Task directions:
Pull every line containing "category" from the entries.

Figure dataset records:
--- Start ---
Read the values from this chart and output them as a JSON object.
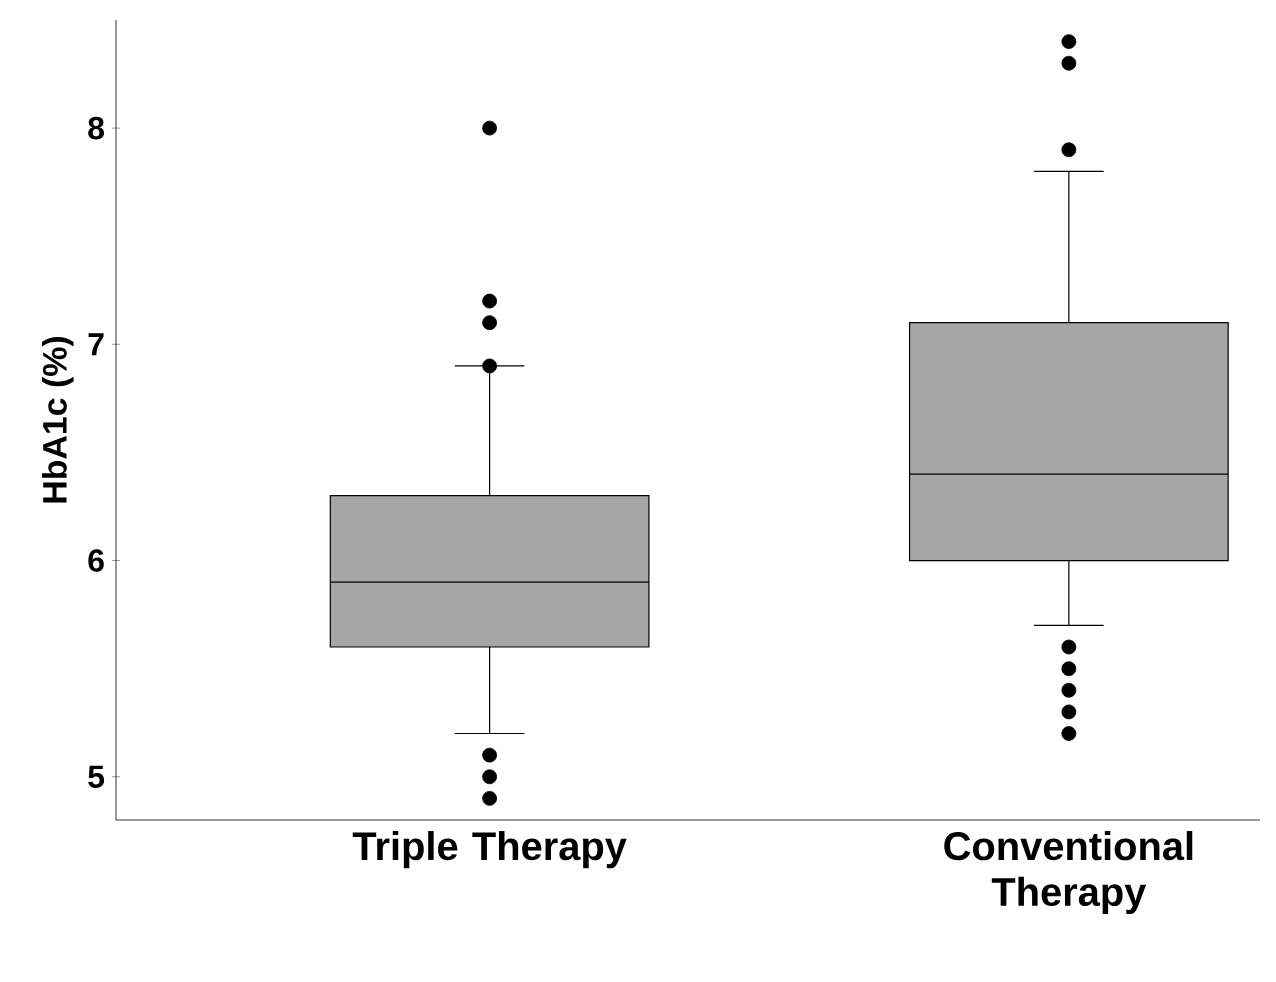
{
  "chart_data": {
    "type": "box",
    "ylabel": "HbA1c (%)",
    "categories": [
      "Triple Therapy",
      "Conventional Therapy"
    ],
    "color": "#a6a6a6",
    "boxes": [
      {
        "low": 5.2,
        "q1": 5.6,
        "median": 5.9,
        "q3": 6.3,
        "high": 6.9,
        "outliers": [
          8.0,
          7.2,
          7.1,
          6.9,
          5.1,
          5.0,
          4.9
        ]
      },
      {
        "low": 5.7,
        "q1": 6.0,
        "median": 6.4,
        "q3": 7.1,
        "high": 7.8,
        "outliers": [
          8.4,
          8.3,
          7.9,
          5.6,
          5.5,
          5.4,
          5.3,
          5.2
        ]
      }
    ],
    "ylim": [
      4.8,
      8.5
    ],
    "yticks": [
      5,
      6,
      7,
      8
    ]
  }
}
--- End ---
--- Start ---
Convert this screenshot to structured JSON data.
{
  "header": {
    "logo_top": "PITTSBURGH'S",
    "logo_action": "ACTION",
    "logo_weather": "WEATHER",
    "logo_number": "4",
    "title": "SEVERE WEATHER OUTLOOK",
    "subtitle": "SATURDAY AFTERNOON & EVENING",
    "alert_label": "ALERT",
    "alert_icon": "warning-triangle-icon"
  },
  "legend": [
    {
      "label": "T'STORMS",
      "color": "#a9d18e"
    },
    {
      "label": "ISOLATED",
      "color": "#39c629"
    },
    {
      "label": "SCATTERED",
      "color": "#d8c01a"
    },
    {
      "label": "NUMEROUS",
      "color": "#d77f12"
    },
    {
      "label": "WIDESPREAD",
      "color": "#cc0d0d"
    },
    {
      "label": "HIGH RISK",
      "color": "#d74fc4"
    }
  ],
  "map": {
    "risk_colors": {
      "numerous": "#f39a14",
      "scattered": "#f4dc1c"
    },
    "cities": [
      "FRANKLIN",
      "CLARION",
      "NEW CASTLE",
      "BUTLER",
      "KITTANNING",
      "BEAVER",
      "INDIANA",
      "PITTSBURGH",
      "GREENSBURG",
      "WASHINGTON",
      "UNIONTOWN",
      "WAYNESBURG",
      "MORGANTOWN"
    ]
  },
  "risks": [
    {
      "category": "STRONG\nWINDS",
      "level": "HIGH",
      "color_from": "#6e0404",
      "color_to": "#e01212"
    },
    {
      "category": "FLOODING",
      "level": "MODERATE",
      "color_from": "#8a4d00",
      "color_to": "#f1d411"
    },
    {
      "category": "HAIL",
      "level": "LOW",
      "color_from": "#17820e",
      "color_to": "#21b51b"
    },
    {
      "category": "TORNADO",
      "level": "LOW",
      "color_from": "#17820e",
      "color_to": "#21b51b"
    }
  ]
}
--- End ---
Full solution:
      "category": "STRONG\nWINDS",
      "category": "FLOODING",
      "category": "HAIL",
      "category": "TORNADO",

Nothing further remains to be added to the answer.